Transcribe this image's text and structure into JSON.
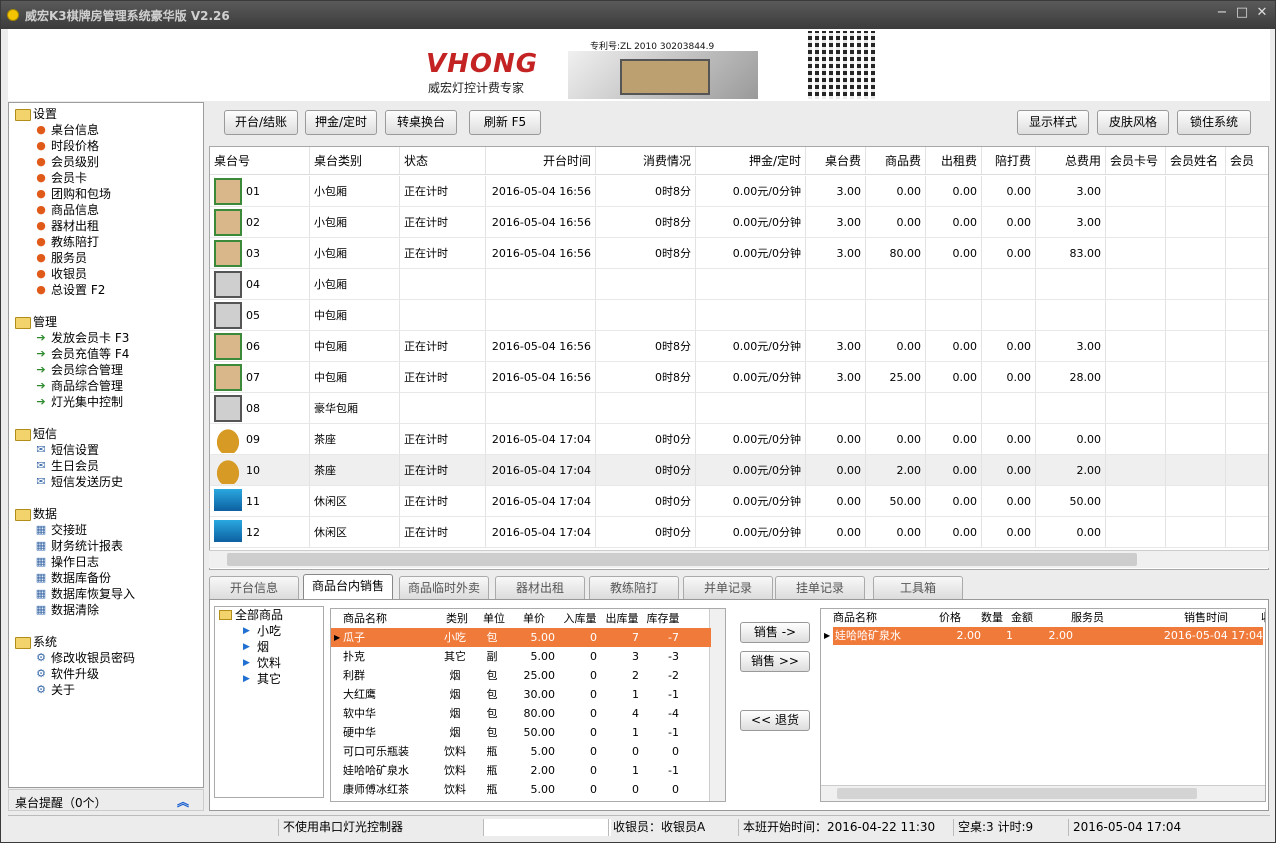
{
  "window": {
    "title": "威宏K3棋牌房管理系统豪华版 V2.26",
    "controls": [
      "−",
      "□",
      "✕"
    ]
  },
  "banner": {
    "logo": "VHONG",
    "slogan": "威宏灯控计费专家",
    "patent": "专利号:ZL 2010 30203844.9"
  },
  "sidebar": {
    "groups": [
      {
        "title": "设置",
        "items": [
          "桌台信息",
          "时段价格",
          "会员级别",
          "会员卡",
          "团购和包场",
          "商品信息",
          "器材出租",
          "教练陪打",
          "服务员",
          "收银员",
          "总设置 F2"
        ]
      },
      {
        "title": "管理",
        "items": [
          "发放会员卡 F3",
          "会员充值等 F4",
          "会员综合管理",
          "商品综合管理",
          "灯光集中控制"
        ]
      },
      {
        "title": "短信",
        "items": [
          "短信设置",
          "生日会员",
          "短信发送历史"
        ]
      },
      {
        "title": "数据",
        "items": [
          "交接班",
          "财务统计报表",
          "操作日志",
          "数据库备份",
          "数据库恢复导入",
          "数据清除"
        ]
      },
      {
        "title": "系统",
        "items": [
          "修改收银员密码",
          "软件升级",
          "关于"
        ]
      }
    ],
    "reminder": "桌台提醒（0个）"
  },
  "toolbar": {
    "open_close": "开台/结账",
    "deposit": "押金/定时",
    "transfer": "转桌换台",
    "refresh": "刷新 F5",
    "display": "显示样式",
    "skin": "皮肤风格",
    "lock": "锁住系统"
  },
  "grid": {
    "columns": [
      "桌台号",
      "桌台类别",
      "状态",
      "开台时间",
      "消费情况",
      "押金/定时",
      "桌台费",
      "商品费",
      "出租费",
      "陪打费",
      "总费用",
      "会员卡号",
      "会员姓名",
      "会员"
    ],
    "rows": [
      {
        "icon": "table-on",
        "no": "01",
        "type": "小包厢",
        "status": "正在计时",
        "start": "2016-05-04 16:56",
        "usage": "0时8分",
        "deposit": "0.00元/0分钟",
        "tablefee": "3.00",
        "goods": "0.00",
        "rent": "0.00",
        "coach": "0.00",
        "total": "3.00"
      },
      {
        "icon": "table-on",
        "no": "02",
        "type": "小包厢",
        "status": "正在计时",
        "start": "2016-05-04 16:56",
        "usage": "0时8分",
        "deposit": "0.00元/0分钟",
        "tablefee": "3.00",
        "goods": "0.00",
        "rent": "0.00",
        "coach": "0.00",
        "total": "3.00"
      },
      {
        "icon": "table-on",
        "no": "03",
        "type": "小包厢",
        "status": "正在计时",
        "start": "2016-05-04 16:56",
        "usage": "0时8分",
        "deposit": "0.00元/0分钟",
        "tablefee": "3.00",
        "goods": "80.00",
        "rent": "0.00",
        "coach": "0.00",
        "total": "83.00"
      },
      {
        "icon": "table-off",
        "no": "04",
        "type": "小包厢",
        "status": "",
        "start": "",
        "usage": "",
        "deposit": "",
        "tablefee": "",
        "goods": "",
        "rent": "",
        "coach": "",
        "total": ""
      },
      {
        "icon": "table-off",
        "no": "05",
        "type": "中包厢",
        "status": "",
        "start": "",
        "usage": "",
        "deposit": "",
        "tablefee": "",
        "goods": "",
        "rent": "",
        "coach": "",
        "total": ""
      },
      {
        "icon": "table-on",
        "no": "06",
        "type": "中包厢",
        "status": "正在计时",
        "start": "2016-05-04 16:56",
        "usage": "0时8分",
        "deposit": "0.00元/0分钟",
        "tablefee": "3.00",
        "goods": "0.00",
        "rent": "0.00",
        "coach": "0.00",
        "total": "3.00"
      },
      {
        "icon": "table-on",
        "no": "07",
        "type": "中包厢",
        "status": "正在计时",
        "start": "2016-05-04 16:56",
        "usage": "0时8分",
        "deposit": "0.00元/0分钟",
        "tablefee": "3.00",
        "goods": "25.00",
        "rent": "0.00",
        "coach": "0.00",
        "total": "28.00"
      },
      {
        "icon": "table-off",
        "no": "08",
        "type": "豪华包厢",
        "status": "",
        "start": "",
        "usage": "",
        "deposit": "",
        "tablefee": "",
        "goods": "",
        "rent": "",
        "coach": "",
        "total": ""
      },
      {
        "icon": "teapot",
        "no": "09",
        "type": "茶座",
        "status": "正在计时",
        "start": "2016-05-04 17:04",
        "usage": "0时0分",
        "deposit": "0.00元/0分钟",
        "tablefee": "0.00",
        "goods": "0.00",
        "rent": "0.00",
        "coach": "0.00",
        "total": "0.00"
      },
      {
        "icon": "teapot",
        "no": "10",
        "type": "茶座",
        "status": "正在计时",
        "start": "2016-05-04 17:04",
        "usage": "0时0分",
        "deposit": "0.00元/0分钟",
        "tablefee": "0.00",
        "goods": "2.00",
        "rent": "0.00",
        "coach": "0.00",
        "total": "2.00"
      },
      {
        "icon": "monitor",
        "no": "11",
        "type": "休闲区",
        "status": "正在计时",
        "start": "2016-05-04 17:04",
        "usage": "0时0分",
        "deposit": "0.00元/0分钟",
        "tablefee": "0.00",
        "goods": "50.00",
        "rent": "0.00",
        "coach": "0.00",
        "total": "50.00"
      },
      {
        "icon": "monitor",
        "no": "12",
        "type": "休闲区",
        "status": "正在计时",
        "start": "2016-05-04 17:04",
        "usage": "0时0分",
        "deposit": "0.00元/0分钟",
        "tablefee": "0.00",
        "goods": "0.00",
        "rent": "0.00",
        "coach": "0.00",
        "total": "0.00"
      }
    ]
  },
  "tabs": [
    "开台信息",
    "商品台内销售",
    "商品临时外卖",
    "器材出租",
    "教练陪打",
    "并单记录",
    "挂单记录",
    "工具箱"
  ],
  "tree": {
    "root": "全部商品",
    "children": [
      "小吃",
      "烟",
      "饮料",
      "其它"
    ]
  },
  "products": {
    "columns": [
      "商品名称",
      "类别",
      "单位",
      "单价",
      "入库量",
      "出库量",
      "库存量"
    ],
    "rows": [
      [
        "瓜子",
        "小吃",
        "包",
        "5.00",
        "0",
        "7",
        "-7"
      ],
      [
        "扑克",
        "其它",
        "副",
        "5.00",
        "0",
        "3",
        "-3"
      ],
      [
        "利群",
        "烟",
        "包",
        "25.00",
        "0",
        "2",
        "-2"
      ],
      [
        "大红鹰",
        "烟",
        "包",
        "30.00",
        "0",
        "1",
        "-1"
      ],
      [
        "软中华",
        "烟",
        "包",
        "80.00",
        "0",
        "4",
        "-4"
      ],
      [
        "硬中华",
        "烟",
        "包",
        "50.00",
        "0",
        "1",
        "-1"
      ],
      [
        "可口可乐瓶装",
        "饮料",
        "瓶",
        "5.00",
        "0",
        "0",
        "0"
      ],
      [
        "娃哈哈矿泉水",
        "饮料",
        "瓶",
        "2.00",
        "0",
        "1",
        "-1"
      ],
      [
        "康师傅冰红茶",
        "饮料",
        "瓶",
        "5.00",
        "0",
        "0",
        "0"
      ]
    ]
  },
  "sale_buttons": {
    "sell_one": "销售 ->",
    "sell_many": "销售 >>",
    "return": "<< 退货"
  },
  "sold": {
    "columns": [
      "商品名称",
      "价格",
      "数量",
      "金额",
      "服务员",
      "销售时间",
      "收"
    ],
    "rows": [
      [
        "娃哈哈矿泉水",
        "2.00",
        "1",
        "2.00",
        "",
        "2016-05-04 17:04",
        "收"
      ]
    ]
  },
  "status": {
    "light": "不使用串口灯光控制器",
    "cashier": "收银员：收银员A",
    "shift": "本班开始时间：2016-04-22 11:30",
    "tables": "空桌:3 计时:9",
    "now": "2016-05-04 17:04"
  }
}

──────────────────────────────

--- Your instructions ---
Quote every line word for word and keep the images out of the copy.

--- Answer to this task ---
Transcribe this image's text and structure into JSON.
{
  "window": {
    "title": "威宏K3棋牌房管理系统豪华版 V2.26",
    "controls": [
      "−",
      "□",
      "✕"
    ]
  },
  "banner": {
    "logo": "VHONG",
    "slogan": "威宏灯控计费专家",
    "patent": "专利号:ZL 2010 30203844.9"
  },
  "sidebar": {
    "groups": [
      {
        "title": "设置",
        "items": [
          "桌台信息",
          "时段价格",
          "会员级别",
          "会员卡",
          "团购和包场",
          "商品信息",
          "器材出租",
          "教练陪打",
          "服务员",
          "收银员",
          "总设置 F2"
        ]
      },
      {
        "title": "管理",
        "items": [
          "发放会员卡 F3",
          "会员充值等 F4",
          "会员综合管理",
          "商品综合管理",
          "灯光集中控制"
        ]
      },
      {
        "title": "短信",
        "items": [
          "短信设置",
          "生日会员",
          "短信发送历史"
        ]
      },
      {
        "title": "数据",
        "items": [
          "交接班",
          "财务统计报表",
          "操作日志",
          "数据库备份",
          "数据库恢复导入",
          "数据清除"
        ]
      },
      {
        "title": "系统",
        "items": [
          "修改收银员密码",
          "软件升级",
          "关于"
        ]
      }
    ],
    "reminder": "桌台提醒（0个）"
  },
  "toolbar": {
    "open_close": "开台/结账",
    "deposit": "押金/定时",
    "transfer": "转桌换台",
    "refresh": "刷新 F5",
    "display": "显示样式",
    "skin": "皮肤风格",
    "lock": "锁住系统"
  },
  "grid": {
    "columns": [
      "桌台号",
      "桌台类别",
      "状态",
      "开台时间",
      "消费情况",
      "押金/定时",
      "桌台费",
      "商品费",
      "出租费",
      "陪打费",
      "总费用",
      "会员卡号",
      "会员姓名",
      "会员"
    ],
    "rows": [
      {
        "icon": "table-on",
        "no": "01",
        "type": "小包厢",
        "status": "正在计时",
        "start": "2016-05-04 16:56",
        "usage": "0时8分",
        "deposit": "0.00元/0分钟",
        "tablefee": "3.00",
        "goods": "0.00",
        "rent": "0.00",
        "coach": "0.00",
        "total": "3.00"
      },
      {
        "icon": "table-on",
        "no": "02",
        "type": "小包厢",
        "status": "正在计时",
        "start": "2016-05-04 16:56",
        "usage": "0时8分",
        "deposit": "0.00元/0分钟",
        "tablefee": "3.00",
        "goods": "0.00",
        "rent": "0.00",
        "coach": "0.00",
        "total": "3.00"
      },
      {
        "icon": "table-on",
        "no": "03",
        "type": "小包厢",
        "status": "正在计时",
        "start": "2016-05-04 16:56",
        "usage": "0时8分",
        "deposit": "0.00元/0分钟",
        "tablefee": "3.00",
        "goods": "80.00",
        "rent": "0.00",
        "coach": "0.00",
        "total": "83.00"
      },
      {
        "icon": "table-off",
        "no": "04",
        "type": "小包厢",
        "status": "",
        "start": "",
        "usage": "",
        "deposit": "",
        "tablefee": "",
        "goods": "",
        "rent": "",
        "coach": "",
        "total": ""
      },
      {
        "icon": "table-off",
        "no": "05",
        "type": "中包厢",
        "status": "",
        "start": "",
        "usage": "",
        "deposit": "",
        "tablefee": "",
        "goods": "",
        "rent": "",
        "coach": "",
        "total": ""
      },
      {
        "icon": "table-on",
        "no": "06",
        "type": "中包厢",
        "status": "正在计时",
        "start": "2016-05-04 16:56",
        "usage": "0时8分",
        "deposit": "0.00元/0分钟",
        "tablefee": "3.00",
        "goods": "0.00",
        "rent": "0.00",
        "coach": "0.00",
        "total": "3.00"
      },
      {
        "icon": "table-on",
        "no": "07",
        "type": "中包厢",
        "status": "正在计时",
        "start": "2016-05-04 16:56",
        "usage": "0时8分",
        "deposit": "0.00元/0分钟",
        "tablefee": "3.00",
        "goods": "25.00",
        "rent": "0.00",
        "coach": "0.00",
        "total": "28.00"
      },
      {
        "icon": "table-off",
        "no": "08",
        "type": "豪华包厢",
        "status": "",
        "start": "",
        "usage": "",
        "deposit": "",
        "tablefee": "",
        "goods": "",
        "rent": "",
        "coach": "",
        "total": ""
      },
      {
        "icon": "teapot",
        "no": "09",
        "type": "茶座",
        "status": "正在计时",
        "start": "2016-05-04 17:04",
        "usage": "0时0分",
        "deposit": "0.00元/0分钟",
        "tablefee": "0.00",
        "goods": "0.00",
        "rent": "0.00",
        "coach": "0.00",
        "total": "0.00"
      },
      {
        "icon": "teapot",
        "no": "10",
        "type": "茶座",
        "status": "正在计时",
        "start": "2016-05-04 17:04",
        "usage": "0时0分",
        "deposit": "0.00元/0分钟",
        "tablefee": "0.00",
        "goods": "2.00",
        "rent": "0.00",
        "coach": "0.00",
        "total": "2.00"
      },
      {
        "icon": "monitor",
        "no": "11",
        "type": "休闲区",
        "status": "正在计时",
        "start": "2016-05-04 17:04",
        "usage": "0时0分",
        "deposit": "0.00元/0分钟",
        "tablefee": "0.00",
        "goods": "50.00",
        "rent": "0.00",
        "coach": "0.00",
        "total": "50.00"
      },
      {
        "icon": "monitor",
        "no": "12",
        "type": "休闲区",
        "status": "正在计时",
        "start": "2016-05-04 17:04",
        "usage": "0时0分",
        "deposit": "0.00元/0分钟",
        "tablefee": "0.00",
        "goods": "0.00",
        "rent": "0.00",
        "coach": "0.00",
        "total": "0.00"
      }
    ]
  },
  "tabs": [
    "开台信息",
    "商品台内销售",
    "商品临时外卖",
    "器材出租",
    "教练陪打",
    "并单记录",
    "挂单记录",
    "工具箱"
  ],
  "tree": {
    "root": "全部商品",
    "children": [
      "小吃",
      "烟",
      "饮料",
      "其它"
    ]
  },
  "products": {
    "columns": [
      "商品名称",
      "类别",
      "单位",
      "单价",
      "入库量",
      "出库量",
      "库存量"
    ],
    "rows": [
      [
        "瓜子",
        "小吃",
        "包",
        "5.00",
        "0",
        "7",
        "-7"
      ],
      [
        "扑克",
        "其它",
        "副",
        "5.00",
        "0",
        "3",
        "-3"
      ],
      [
        "利群",
        "烟",
        "包",
        "25.00",
        "0",
        "2",
        "-2"
      ],
      [
        "大红鹰",
        "烟",
        "包",
        "30.00",
        "0",
        "1",
        "-1"
      ],
      [
        "软中华",
        "烟",
        "包",
        "80.00",
        "0",
        "4",
        "-4"
      ],
      [
        "硬中华",
        "烟",
        "包",
        "50.00",
        "0",
        "1",
        "-1"
      ],
      [
        "可口可乐瓶装",
        "饮料",
        "瓶",
        "5.00",
        "0",
        "0",
        "0"
      ],
      [
        "娃哈哈矿泉水",
        "饮料",
        "瓶",
        "2.00",
        "0",
        "1",
        "-1"
      ],
      [
        "康师傅冰红茶",
        "饮料",
        "瓶",
        "5.00",
        "0",
        "0",
        "0"
      ]
    ]
  },
  "sale_buttons": {
    "sell_one": "销售 ->",
    "sell_many": "销售 >>",
    "return": "<< 退货"
  },
  "sold": {
    "columns": [
      "商品名称",
      "价格",
      "数量",
      "金额",
      "服务员",
      "销售时间",
      "收"
    ],
    "rows": [
      [
        "娃哈哈矿泉水",
        "2.00",
        "1",
        "2.00",
        "",
        "2016-05-04 17:04",
        "收"
      ]
    ]
  },
  "status": {
    "light": "不使用串口灯光控制器",
    "cashier": "收银员：收银员A",
    "shift": "本班开始时间：2016-04-22 11:30",
    "tables": "空桌:3 计时:9",
    "now": "2016-05-04 17:04"
  }
}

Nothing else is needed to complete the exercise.